-- Available records --
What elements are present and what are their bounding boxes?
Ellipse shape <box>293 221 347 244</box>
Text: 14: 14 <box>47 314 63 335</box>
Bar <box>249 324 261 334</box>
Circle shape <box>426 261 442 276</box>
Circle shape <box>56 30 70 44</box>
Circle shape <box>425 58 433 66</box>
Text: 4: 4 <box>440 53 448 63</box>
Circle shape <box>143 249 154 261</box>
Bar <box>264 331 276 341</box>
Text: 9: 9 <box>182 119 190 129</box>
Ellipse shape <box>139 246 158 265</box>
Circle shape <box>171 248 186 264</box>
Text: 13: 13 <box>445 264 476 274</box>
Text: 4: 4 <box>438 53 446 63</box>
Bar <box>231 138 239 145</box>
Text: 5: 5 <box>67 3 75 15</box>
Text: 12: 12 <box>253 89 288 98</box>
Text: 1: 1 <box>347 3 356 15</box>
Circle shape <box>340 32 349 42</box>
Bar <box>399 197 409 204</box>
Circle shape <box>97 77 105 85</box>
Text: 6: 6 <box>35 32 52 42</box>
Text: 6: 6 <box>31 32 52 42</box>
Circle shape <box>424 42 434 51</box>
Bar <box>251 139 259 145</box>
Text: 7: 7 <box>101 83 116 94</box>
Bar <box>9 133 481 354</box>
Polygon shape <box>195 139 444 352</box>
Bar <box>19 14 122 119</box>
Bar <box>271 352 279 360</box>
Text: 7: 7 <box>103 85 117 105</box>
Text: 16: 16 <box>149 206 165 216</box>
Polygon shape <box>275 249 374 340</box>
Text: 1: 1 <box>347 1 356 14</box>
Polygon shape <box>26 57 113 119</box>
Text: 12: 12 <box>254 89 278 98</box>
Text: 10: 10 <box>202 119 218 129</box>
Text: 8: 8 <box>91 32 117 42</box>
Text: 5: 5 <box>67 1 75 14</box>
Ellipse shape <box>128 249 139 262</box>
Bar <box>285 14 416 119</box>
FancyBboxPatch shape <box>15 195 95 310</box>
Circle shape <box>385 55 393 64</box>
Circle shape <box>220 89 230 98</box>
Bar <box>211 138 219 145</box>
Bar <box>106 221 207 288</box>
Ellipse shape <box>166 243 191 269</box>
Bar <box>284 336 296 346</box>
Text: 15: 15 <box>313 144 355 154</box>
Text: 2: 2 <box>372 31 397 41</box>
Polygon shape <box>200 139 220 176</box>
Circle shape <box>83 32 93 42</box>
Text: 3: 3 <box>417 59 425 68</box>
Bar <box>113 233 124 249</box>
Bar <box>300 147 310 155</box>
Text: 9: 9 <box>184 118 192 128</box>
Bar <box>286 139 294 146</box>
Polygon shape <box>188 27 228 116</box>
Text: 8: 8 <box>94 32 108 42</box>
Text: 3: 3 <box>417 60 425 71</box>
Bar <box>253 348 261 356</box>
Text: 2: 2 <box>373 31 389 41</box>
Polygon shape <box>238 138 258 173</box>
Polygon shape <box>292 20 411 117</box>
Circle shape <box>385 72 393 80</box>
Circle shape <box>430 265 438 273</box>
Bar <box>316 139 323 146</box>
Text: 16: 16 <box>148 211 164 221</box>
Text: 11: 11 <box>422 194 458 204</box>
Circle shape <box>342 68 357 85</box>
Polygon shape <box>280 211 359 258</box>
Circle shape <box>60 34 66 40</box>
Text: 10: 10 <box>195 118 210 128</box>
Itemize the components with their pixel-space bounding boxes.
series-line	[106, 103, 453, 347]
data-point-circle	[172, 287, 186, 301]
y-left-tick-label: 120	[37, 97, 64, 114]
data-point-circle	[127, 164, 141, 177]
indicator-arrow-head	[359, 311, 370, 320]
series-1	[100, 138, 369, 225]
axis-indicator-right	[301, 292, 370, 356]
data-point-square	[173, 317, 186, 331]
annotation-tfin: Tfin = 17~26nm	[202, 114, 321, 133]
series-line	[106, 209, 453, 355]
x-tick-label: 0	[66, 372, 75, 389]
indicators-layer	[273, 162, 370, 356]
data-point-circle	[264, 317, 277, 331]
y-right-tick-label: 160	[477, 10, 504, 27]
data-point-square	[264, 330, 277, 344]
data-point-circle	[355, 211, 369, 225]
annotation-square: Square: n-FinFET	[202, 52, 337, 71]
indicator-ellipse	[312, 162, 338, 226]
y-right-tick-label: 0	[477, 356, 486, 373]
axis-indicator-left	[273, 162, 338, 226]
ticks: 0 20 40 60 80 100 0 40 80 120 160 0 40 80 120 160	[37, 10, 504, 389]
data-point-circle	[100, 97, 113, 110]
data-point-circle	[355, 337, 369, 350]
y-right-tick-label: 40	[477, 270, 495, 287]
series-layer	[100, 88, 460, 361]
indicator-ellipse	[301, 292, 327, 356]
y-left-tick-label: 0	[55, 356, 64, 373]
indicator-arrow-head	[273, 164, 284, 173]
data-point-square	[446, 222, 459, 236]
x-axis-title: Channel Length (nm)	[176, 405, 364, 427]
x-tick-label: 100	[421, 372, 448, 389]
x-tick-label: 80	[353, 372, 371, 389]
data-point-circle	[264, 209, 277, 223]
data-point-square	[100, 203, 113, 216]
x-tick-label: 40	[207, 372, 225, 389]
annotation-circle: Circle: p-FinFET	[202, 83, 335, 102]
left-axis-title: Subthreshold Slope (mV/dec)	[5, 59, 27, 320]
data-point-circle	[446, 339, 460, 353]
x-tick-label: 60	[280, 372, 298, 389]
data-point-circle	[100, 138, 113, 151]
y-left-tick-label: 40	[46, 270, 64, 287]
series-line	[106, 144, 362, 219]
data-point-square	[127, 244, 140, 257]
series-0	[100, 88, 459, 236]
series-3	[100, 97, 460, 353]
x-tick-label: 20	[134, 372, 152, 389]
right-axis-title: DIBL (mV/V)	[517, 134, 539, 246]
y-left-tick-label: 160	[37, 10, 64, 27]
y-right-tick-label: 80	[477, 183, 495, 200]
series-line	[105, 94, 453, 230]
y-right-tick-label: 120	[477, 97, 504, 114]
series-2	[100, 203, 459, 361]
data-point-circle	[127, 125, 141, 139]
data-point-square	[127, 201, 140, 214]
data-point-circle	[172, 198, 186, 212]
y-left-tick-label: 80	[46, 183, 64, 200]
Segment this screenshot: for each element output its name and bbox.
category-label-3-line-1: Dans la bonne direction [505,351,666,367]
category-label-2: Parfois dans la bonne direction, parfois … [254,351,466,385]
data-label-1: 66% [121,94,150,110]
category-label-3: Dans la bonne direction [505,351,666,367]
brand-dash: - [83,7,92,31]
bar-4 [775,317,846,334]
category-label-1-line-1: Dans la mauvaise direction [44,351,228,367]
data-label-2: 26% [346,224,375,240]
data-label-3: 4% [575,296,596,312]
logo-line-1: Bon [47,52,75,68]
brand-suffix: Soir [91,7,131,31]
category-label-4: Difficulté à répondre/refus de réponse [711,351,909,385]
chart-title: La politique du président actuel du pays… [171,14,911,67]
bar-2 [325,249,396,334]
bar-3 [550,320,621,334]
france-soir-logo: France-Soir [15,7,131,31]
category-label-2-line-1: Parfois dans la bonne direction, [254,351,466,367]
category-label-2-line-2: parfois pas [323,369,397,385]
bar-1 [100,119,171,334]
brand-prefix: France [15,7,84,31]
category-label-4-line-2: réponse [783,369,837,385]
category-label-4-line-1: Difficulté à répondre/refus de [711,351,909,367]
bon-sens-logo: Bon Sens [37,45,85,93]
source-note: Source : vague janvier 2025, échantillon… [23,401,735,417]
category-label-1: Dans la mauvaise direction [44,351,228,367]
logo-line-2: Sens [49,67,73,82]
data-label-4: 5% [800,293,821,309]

-- Instructions to follow --
Pull every line in the rows above word for word, from the first through the last.

-- Result for this task --
What elements are present and what are their bounding boxes?
Ellipse shape <box>293 221 347 244</box>
Text: 14: 14 <box>47 314 63 335</box>
Bar <box>249 324 261 334</box>
Circle shape <box>426 261 442 276</box>
Circle shape <box>56 30 70 44</box>
Circle shape <box>425 58 433 66</box>
Text: 4: 4 <box>440 53 448 63</box>
Circle shape <box>143 249 154 261</box>
Bar <box>264 331 276 341</box>
Text: 9: 9 <box>182 119 190 129</box>
Ellipse shape <box>139 246 158 265</box>
Circle shape <box>171 248 186 264</box>
Text: 13: 13 <box>445 264 476 274</box>
Text: 4: 4 <box>438 53 446 63</box>
Bar <box>231 138 239 145</box>
Text: 5: 5 <box>67 3 75 15</box>
Text: 12: 12 <box>253 89 288 98</box>
Text: 1: 1 <box>347 3 356 15</box>
Circle shape <box>340 32 349 42</box>
Bar <box>399 197 409 204</box>
Circle shape <box>97 77 105 85</box>
Text: 6: 6 <box>35 32 52 42</box>
Text: 6: 6 <box>31 32 52 42</box>
Circle shape <box>424 42 434 51</box>
Bar <box>251 139 259 145</box>
Text: 7: 7 <box>101 83 116 94</box>
Bar <box>9 133 481 354</box>
Polygon shape <box>195 139 444 352</box>
Bar <box>19 14 122 119</box>
Bar <box>271 352 279 360</box>
Text: 7: 7 <box>103 85 117 105</box>
Text: 16: 16 <box>149 206 165 216</box>
Polygon shape <box>275 249 374 340</box>
Text: 1: 1 <box>347 1 356 14</box>
Polygon shape <box>26 57 113 119</box>
Text: 12: 12 <box>254 89 278 98</box>
Text: 10: 10 <box>202 119 218 129</box>
Text: 8: 8 <box>91 32 117 42</box>
Text: 5: 5 <box>67 1 75 14</box>
Ellipse shape <box>128 249 139 262</box>
Bar <box>285 14 416 119</box>
FancyBboxPatch shape <box>15 195 95 310</box>
Circle shape <box>385 55 393 64</box>
Circle shape <box>220 89 230 98</box>
Bar <box>211 138 219 145</box>
Bar <box>106 221 207 288</box>
Ellipse shape <box>166 243 191 269</box>
Bar <box>284 336 296 346</box>
Text: 15: 15 <box>313 144 355 154</box>
Text: 2: 2 <box>372 31 397 41</box>
Polygon shape <box>200 139 220 176</box>
Circle shape <box>83 32 93 42</box>
Text: 3: 3 <box>417 59 425 68</box>
Bar <box>113 233 124 249</box>
Bar <box>300 147 310 155</box>
Text: 9: 9 <box>184 118 192 128</box>
Bar <box>286 139 294 146</box>
Polygon shape <box>188 27 228 116</box>
Text: 8: 8 <box>94 32 108 42</box>
Text: 3: 3 <box>417 60 425 71</box>
Bar <box>253 348 261 356</box>
Text: 2: 2 <box>373 31 389 41</box>
Polygon shape <box>238 138 258 173</box>
Polygon shape <box>292 20 411 117</box>
Circle shape <box>385 72 393 80</box>
Circle shape <box>430 265 438 273</box>
Bar <box>316 139 323 146</box>
Text: 16: 16 <box>148 211 164 221</box>
Text: 11: 11 <box>422 194 458 204</box>
Circle shape <box>342 68 357 85</box>
Polygon shape <box>280 211 359 258</box>
Circle shape <box>60 34 66 40</box>
Text: 10: 10 <box>195 118 210 128</box>
Itemize the components with their pixel-space bounding boxes.
series-line	[106, 103, 453, 347]
data-point-circle	[172, 287, 186, 301]
y-left-tick-label: 120	[37, 97, 64, 114]
data-point-circle	[127, 164, 141, 177]
indicator-arrow-head	[359, 311, 370, 320]
series-1	[100, 138, 369, 225]
axis-indicator-right	[301, 292, 370, 356]
data-point-square	[173, 317, 186, 331]
annotation-tfin: Tfin = 17~26nm	[202, 114, 321, 133]
series-line	[106, 209, 453, 355]
x-tick-label: 0	[66, 372, 75, 389]
indicators-layer	[273, 162, 370, 356]
data-point-circle	[264, 317, 277, 331]
y-right-tick-label: 160	[477, 10, 504, 27]
data-point-square	[264, 330, 277, 344]
data-point-circle	[355, 211, 369, 225]
annotation-square: Square: n-FinFET	[202, 52, 337, 71]
indicator-ellipse	[312, 162, 338, 226]
y-right-tick-label: 0	[477, 356, 486, 373]
axis-indicator-left	[273, 162, 338, 226]
ticks: 0 20 40 60 80 100 0 40 80 120 160 0 40 80 120 160	[37, 10, 504, 389]
data-point-circle	[100, 97, 113, 110]
data-point-circle	[355, 337, 369, 350]
y-right-tick-label: 40	[477, 270, 495, 287]
series-layer	[100, 88, 460, 361]
indicator-ellipse	[301, 292, 327, 356]
y-left-tick-label: 0	[55, 356, 64, 373]
indicator-arrow-head	[273, 164, 284, 173]
data-point-square	[446, 222, 459, 236]
x-axis-title: Channel Length (nm)	[176, 405, 364, 427]
x-tick-label: 100	[421, 372, 448, 389]
x-tick-label: 80	[353, 372, 371, 389]
data-point-circle	[264, 209, 277, 223]
data-point-square	[100, 203, 113, 216]
x-tick-label: 40	[207, 372, 225, 389]
annotation-circle: Circle: p-FinFET	[202, 83, 335, 102]
left-axis-title: Subthreshold Slope (mV/dec)	[5, 59, 27, 320]
data-point-circle	[446, 339, 460, 353]
x-tick-label: 60	[280, 372, 298, 389]
data-point-circle	[100, 138, 113, 151]
y-left-tick-label: 40	[46, 270, 64, 287]
series-line	[106, 144, 362, 219]
data-point-square	[127, 244, 140, 257]
series-0	[100, 88, 459, 236]
series-3	[100, 97, 460, 353]
x-tick-label: 20	[134, 372, 152, 389]
right-axis-title: DIBL (mV/V)	[517, 134, 539, 246]
y-left-tick-label: 160	[37, 10, 64, 27]
y-right-tick-label: 80	[477, 183, 495, 200]
series-line	[105, 94, 453, 230]
y-right-tick-label: 120	[477, 97, 504, 114]
series-2	[100, 203, 459, 361]
data-point-circle	[127, 125, 141, 139]
data-point-square	[127, 201, 140, 214]
data-point-circle	[172, 198, 186, 212]
y-left-tick-label: 80	[46, 183, 64, 200]
Segment this screenshot: for each element output its name and bbox.
category-label-3-line-1: Dans la bonne direction [505,351,666,367]
category-label-2: Parfois dans la bonne direction, parfois … [254,351,466,385]
data-label-1: 66% [121,94,150,110]
category-label-3: Dans la bonne direction [505,351,666,367]
brand-dash: - [83,7,92,31]
bar-4 [775,317,846,334]
category-label-1-line-1: Dans la mauvaise direction [44,351,228,367]
data-label-2: 26% [346,224,375,240]
data-label-3: 4% [575,296,596,312]
logo-line-1: Bon [47,52,75,68]
brand-suffix: Soir [91,7,131,31]
category-label-4: Difficulté à répondre/refus de réponse [711,351,909,385]
chart-title: La politique du président actuel du pays… [171,14,911,67]
bar-2 [325,249,396,334]
bar-3 [550,320,621,334]
france-soir-logo: France-Soir [15,7,131,31]
category-label-2-line-1: Parfois dans la bonne direction, [254,351,466,367]
category-label-2-line-2: parfois pas [323,369,397,385]
bar-1 [100,119,171,334]
brand-prefix: France [15,7,84,31]
category-label-4-line-2: réponse [783,369,837,385]
category-label-4-line-1: Difficulté à répondre/refus de [711,351,909,367]
bon-sens-logo: Bon Sens [37,45,85,93]
source-note: Source : vague janvier 2025, échantillon… [23,401,735,417]
category-label-1: Dans la mauvaise direction [44,351,228,367]
logo-line-2: Sens [49,67,73,82]
data-label-4: 5% [800,293,821,309]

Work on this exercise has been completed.